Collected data
* * * * *

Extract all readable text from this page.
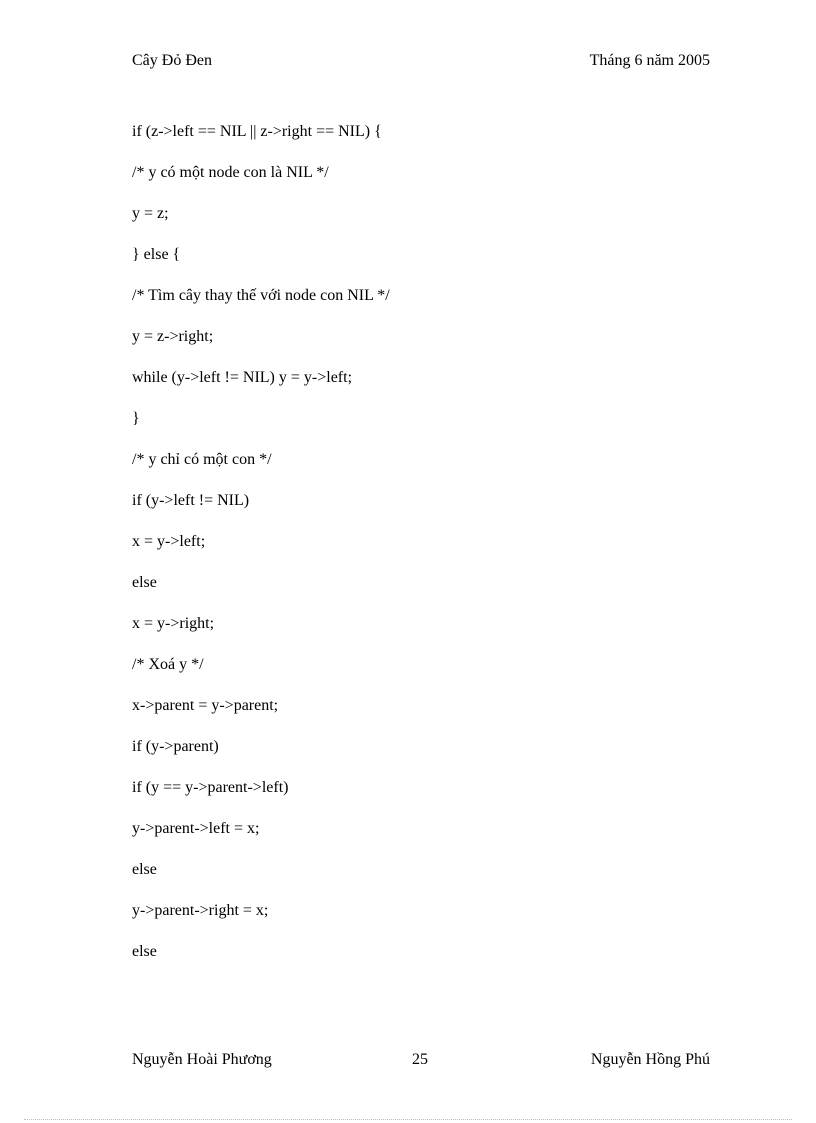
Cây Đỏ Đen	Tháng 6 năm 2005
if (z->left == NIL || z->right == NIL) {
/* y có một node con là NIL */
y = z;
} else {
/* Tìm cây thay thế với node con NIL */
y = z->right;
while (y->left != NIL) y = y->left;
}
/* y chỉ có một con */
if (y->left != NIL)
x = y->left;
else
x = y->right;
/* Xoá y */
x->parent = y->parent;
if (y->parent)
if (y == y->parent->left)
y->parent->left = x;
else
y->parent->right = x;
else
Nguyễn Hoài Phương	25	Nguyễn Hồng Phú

* * * * *

## Directive
Transcribe all the lines above exactly, apart from the pictures.

## The solution
Extract all readable text from this page.
Cây Đỏ Đen	Tháng 6 năm 2005
if (z->left == NIL || z->right == NIL) {
/* y có một node con là NIL */
y = z;
} else {
/* Tìm cây thay thế với node con NIL */
y = z->right;
while (y->left != NIL) y = y->left;
}
/* y chỉ có một con */
if (y->left != NIL)
x = y->left;
else
x = y->right;
/* Xoá y */
x->parent = y->parent;
if (y->parent)
if (y == y->parent->left)
y->parent->left = x;
else
y->parent->right = x;
else
Nguyễn Hoài Phương	25	Nguyễn Hồng Phú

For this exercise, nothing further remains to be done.